- _TASK STATEMENT_
The records should be written out in full, with nothing altered.

- _RECORDS FOR THE TASK_
>>>
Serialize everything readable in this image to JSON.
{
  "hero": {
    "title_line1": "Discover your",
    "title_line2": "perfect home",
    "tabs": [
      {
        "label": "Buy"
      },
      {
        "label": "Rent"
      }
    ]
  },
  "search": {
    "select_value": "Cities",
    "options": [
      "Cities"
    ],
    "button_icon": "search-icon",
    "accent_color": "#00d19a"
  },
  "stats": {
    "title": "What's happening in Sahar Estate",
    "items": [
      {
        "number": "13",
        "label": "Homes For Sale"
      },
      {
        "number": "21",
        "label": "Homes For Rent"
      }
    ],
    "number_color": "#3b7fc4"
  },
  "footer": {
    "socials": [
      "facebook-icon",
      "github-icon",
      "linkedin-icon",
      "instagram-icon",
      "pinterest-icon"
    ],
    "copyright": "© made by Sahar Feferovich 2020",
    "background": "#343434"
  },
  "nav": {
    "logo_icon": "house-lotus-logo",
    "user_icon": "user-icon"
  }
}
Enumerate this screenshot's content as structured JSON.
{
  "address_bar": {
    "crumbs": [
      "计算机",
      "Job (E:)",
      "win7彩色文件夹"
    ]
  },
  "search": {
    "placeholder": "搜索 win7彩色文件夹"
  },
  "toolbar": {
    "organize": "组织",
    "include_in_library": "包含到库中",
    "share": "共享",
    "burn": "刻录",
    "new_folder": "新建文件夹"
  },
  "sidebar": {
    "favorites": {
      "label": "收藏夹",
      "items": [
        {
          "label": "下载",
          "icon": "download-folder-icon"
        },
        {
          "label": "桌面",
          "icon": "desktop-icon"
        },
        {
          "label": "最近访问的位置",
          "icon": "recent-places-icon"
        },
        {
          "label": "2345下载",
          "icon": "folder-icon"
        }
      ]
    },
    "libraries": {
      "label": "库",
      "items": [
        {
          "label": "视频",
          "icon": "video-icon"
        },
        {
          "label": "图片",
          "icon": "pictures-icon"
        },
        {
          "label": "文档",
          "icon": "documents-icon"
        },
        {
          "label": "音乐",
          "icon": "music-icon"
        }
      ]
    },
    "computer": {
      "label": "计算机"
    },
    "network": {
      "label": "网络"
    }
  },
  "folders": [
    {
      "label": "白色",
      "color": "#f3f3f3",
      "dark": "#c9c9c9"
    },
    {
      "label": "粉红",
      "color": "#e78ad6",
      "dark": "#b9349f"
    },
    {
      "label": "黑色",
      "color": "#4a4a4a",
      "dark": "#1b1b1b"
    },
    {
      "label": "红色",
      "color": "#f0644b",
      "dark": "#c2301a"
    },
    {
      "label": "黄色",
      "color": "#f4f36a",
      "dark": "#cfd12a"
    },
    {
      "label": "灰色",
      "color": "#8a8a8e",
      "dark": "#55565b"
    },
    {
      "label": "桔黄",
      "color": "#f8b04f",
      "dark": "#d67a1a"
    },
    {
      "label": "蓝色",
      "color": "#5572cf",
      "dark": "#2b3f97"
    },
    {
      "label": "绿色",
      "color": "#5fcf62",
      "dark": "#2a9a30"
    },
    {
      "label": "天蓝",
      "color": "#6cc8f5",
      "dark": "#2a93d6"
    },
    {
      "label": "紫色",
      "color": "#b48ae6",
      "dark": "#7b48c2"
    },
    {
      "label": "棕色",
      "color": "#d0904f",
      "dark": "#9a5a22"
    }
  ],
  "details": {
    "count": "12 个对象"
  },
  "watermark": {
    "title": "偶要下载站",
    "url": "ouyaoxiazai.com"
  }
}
<<<
- _THE REPLY_
Serialize everything readable in this image to JSON.
{
  "hero": {
    "title_line1": "Discover your",
    "title_line2": "perfect home",
    "tabs": [
      {
        "label": "Buy"
      },
      {
        "label": "Rent"
      }
    ]
  },
  "search": {
    "select_value": "Cities",
    "options": [
      "Cities"
    ],
    "button_icon": "search-icon",
    "accent_color": "#00d19a"
  },
  "stats": {
    "title": "What's happening in Sahar Estate",
    "items": [
      {
        "number": "13",
        "label": "Homes For Sale"
      },
      {
        "number": "21",
        "label": "Homes For Rent"
      }
    ],
    "number_color": "#3b7fc4"
  },
  "footer": {
    "socials": [
      "facebook-icon",
      "github-icon",
      "linkedin-icon",
      "instagram-icon",
      "pinterest-icon"
    ],
    "copyright": "© made by Sahar Feferovich 2020",
    "background": "#343434"
  },
  "nav": {
    "logo_icon": "house-lotus-logo",
    "user_icon": "user-icon"
  }
}
Enumerate this screenshot's content as structured JSON.
{
  "address_bar": {
    "crumbs": [
      "计算机",
      "Job (E:)",
      "win7彩色文件夹"
    ]
  },
  "search": {
    "placeholder": "搜索 win7彩色文件夹"
  },
  "toolbar": {
    "organize": "组织",
    "include_in_library": "包含到库中",
    "share": "共享",
    "burn": "刻录",
    "new_folder": "新建文件夹"
  },
  "sidebar": {
    "favorites": {
      "label": "收藏夹",
      "items": [
        {
          "label": "下载",
          "icon": "download-folder-icon"
        },
        {
          "label": "桌面",
          "icon": "desktop-icon"
        },
        {
          "label": "最近访问的位置",
          "icon": "recent-places-icon"
        },
        {
          "label": "2345下载",
          "icon": "folder-icon"
        }
      ]
    },
    "libraries": {
      "label": "库",
      "items": [
        {
          "label": "视频",
          "icon": "video-icon"
        },
        {
          "label": "图片",
          "icon": "pictures-icon"
        },
        {
          "label": "文档",
          "icon": "documents-icon"
        },
        {
          "label": "音乐",
          "icon": "music-icon"
        }
      ]
    },
    "computer": {
      "label": "计算机"
    },
    "network": {
      "label": "网络"
    }
  },
  "folders": [
    {
      "label": "白色",
      "color": "#f3f3f3",
      "dark": "#c9c9c9"
    },
    {
      "label": "粉红",
      "color": "#e78ad6",
      "dark": "#b9349f"
    },
    {
      "label": "黑色",
      "color": "#4a4a4a",
      "dark": "#1b1b1b"
    },
    {
      "label": "红色",
      "color": "#f0644b",
      "dark": "#c2301a"
    },
    {
      "label": "黄色",
      "color": "#f4f36a",
      "dark": "#cfd12a"
    },
    {
      "label": "灰色",
      "color": "#8a8a8e",
      "dark": "#55565b"
    },
    {
      "label": "桔黄",
      "color": "#f8b04f",
      "dark": "#d67a1a"
    },
    {
      "label": "蓝色",
      "color": "#5572cf",
      "dark": "#2b3f97"
    },
    {
      "label": "绿色",
      "color": "#5fcf62",
      "dark": "#2a9a30"
    },
    {
      "label": "天蓝",
      "color": "#6cc8f5",
      "dark": "#2a93d6"
    },
    {
      "label": "紫色",
      "color": "#b48ae6",
      "dark": "#7b48c2"
    },
    {
      "label": "棕色",
      "color": "#d0904f",
      "dark": "#9a5a22"
    }
  ],
  "details": {
    "count": "12 个对象"
  },
  "watermark": {
    "title": "偶要下载站",
    "url": "ouyaoxiazai.com"
  }
}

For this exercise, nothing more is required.